Dataset records
<<<<
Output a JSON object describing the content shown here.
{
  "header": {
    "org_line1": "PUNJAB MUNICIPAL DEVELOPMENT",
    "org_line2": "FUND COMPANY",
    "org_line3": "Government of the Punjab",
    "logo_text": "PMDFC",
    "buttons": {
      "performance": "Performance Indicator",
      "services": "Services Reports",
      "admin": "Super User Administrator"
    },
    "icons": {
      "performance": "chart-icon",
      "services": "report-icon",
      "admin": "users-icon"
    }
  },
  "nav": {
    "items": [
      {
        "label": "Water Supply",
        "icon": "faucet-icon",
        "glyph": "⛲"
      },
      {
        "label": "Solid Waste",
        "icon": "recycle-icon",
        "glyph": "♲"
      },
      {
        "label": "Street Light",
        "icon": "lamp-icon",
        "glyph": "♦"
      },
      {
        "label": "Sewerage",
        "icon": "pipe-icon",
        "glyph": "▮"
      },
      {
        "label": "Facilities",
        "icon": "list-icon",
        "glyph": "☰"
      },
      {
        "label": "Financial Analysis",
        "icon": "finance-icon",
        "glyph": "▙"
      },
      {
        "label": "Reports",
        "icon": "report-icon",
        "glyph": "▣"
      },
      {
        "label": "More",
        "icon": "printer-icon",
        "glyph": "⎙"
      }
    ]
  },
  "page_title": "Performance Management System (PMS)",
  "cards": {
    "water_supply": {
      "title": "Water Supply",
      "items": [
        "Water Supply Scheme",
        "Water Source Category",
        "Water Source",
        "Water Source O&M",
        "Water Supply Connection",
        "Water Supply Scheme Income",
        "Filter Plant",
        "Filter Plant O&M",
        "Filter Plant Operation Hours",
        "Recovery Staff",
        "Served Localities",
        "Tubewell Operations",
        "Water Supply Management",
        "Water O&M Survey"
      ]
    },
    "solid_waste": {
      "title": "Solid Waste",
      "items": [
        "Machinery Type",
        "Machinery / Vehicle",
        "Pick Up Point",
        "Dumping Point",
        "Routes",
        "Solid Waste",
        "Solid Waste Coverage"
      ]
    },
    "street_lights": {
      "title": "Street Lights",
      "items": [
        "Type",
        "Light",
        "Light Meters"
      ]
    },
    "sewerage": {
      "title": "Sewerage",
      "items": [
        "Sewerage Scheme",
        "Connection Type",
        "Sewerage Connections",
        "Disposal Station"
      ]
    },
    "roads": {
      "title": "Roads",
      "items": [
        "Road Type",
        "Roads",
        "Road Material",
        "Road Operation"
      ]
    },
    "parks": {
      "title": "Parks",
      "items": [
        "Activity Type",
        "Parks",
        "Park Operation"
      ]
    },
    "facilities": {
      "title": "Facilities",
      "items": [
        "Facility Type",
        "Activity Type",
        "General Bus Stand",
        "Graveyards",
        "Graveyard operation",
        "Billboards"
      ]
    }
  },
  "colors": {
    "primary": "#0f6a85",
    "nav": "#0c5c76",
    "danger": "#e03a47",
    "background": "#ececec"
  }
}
>>>>
What needs to be done
Return all of the data word for word.

Task output
Output a JSON object describing the content shown here.
{
  "header": {
    "org_line1": "PUNJAB MUNICIPAL DEVELOPMENT",
    "org_line2": "FUND COMPANY",
    "org_line3": "Government of the Punjab",
    "logo_text": "PMDFC",
    "buttons": {
      "performance": "Performance Indicator",
      "services": "Services Reports",
      "admin": "Super User Administrator"
    },
    "icons": {
      "performance": "chart-icon",
      "services": "report-icon",
      "admin": "users-icon"
    }
  },
  "nav": {
    "items": [
      {
        "label": "Water Supply",
        "icon": "faucet-icon",
        "glyph": "⛲"
      },
      {
        "label": "Solid Waste",
        "icon": "recycle-icon",
        "glyph": "♲"
      },
      {
        "label": "Street Light",
        "icon": "lamp-icon",
        "glyph": "♦"
      },
      {
        "label": "Sewerage",
        "icon": "pipe-icon",
        "glyph": "▮"
      },
      {
        "label": "Facilities",
        "icon": "list-icon",
        "glyph": "☰"
      },
      {
        "label": "Financial Analysis",
        "icon": "finance-icon",
        "glyph": "▙"
      },
      {
        "label": "Reports",
        "icon": "report-icon",
        "glyph": "▣"
      },
      {
        "label": "More",
        "icon": "printer-icon",
        "glyph": "⎙"
      }
    ]
  },
  "page_title": "Performance Management System (PMS)",
  "cards": {
    "water_supply": {
      "title": "Water Supply",
      "items": [
        "Water Supply Scheme",
        "Water Source Category",
        "Water Source",
        "Water Source O&M",
        "Water Supply Connection",
        "Water Supply Scheme Income",
        "Filter Plant",
        "Filter Plant O&M",
        "Filter Plant Operation Hours",
        "Recovery Staff",
        "Served Localities",
        "Tubewell Operations",
        "Water Supply Management",
        "Water O&M Survey"
      ]
    },
    "solid_waste": {
      "title": "Solid Waste",
      "items": [
        "Machinery Type",
        "Machinery / Vehicle",
        "Pick Up Point",
        "Dumping Point",
        "Routes",
        "Solid Waste",
        "Solid Waste Coverage"
      ]
    },
    "street_lights": {
      "title": "Street Lights",
      "items": [
        "Type",
        "Light",
        "Light Meters"
      ]
    },
    "sewerage": {
      "title": "Sewerage",
      "items": [
        "Sewerage Scheme",
        "Connection Type",
        "Sewerage Connections",
        "Disposal Station"
      ]
    },
    "roads": {
      "title": "Roads",
      "items": [
        "Road Type",
        "Roads",
        "Road Material",
        "Road Operation"
      ]
    },
    "parks": {
      "title": "Parks",
      "items": [
        "Activity Type",
        "Parks",
        "Park Operation"
      ]
    },
    "facilities": {
      "title": "Facilities",
      "items": [
        "Facility Type",
        "Activity Type",
        "General Bus Stand",
        "Graveyards",
        "Graveyard operation",
        "Billboards"
      ]
    }
  },
  "colors": {
    "primary": "#0f6a85",
    "nav": "#0c5c76",
    "danger": "#e03a47",
    "background": "#ececec"
  }
}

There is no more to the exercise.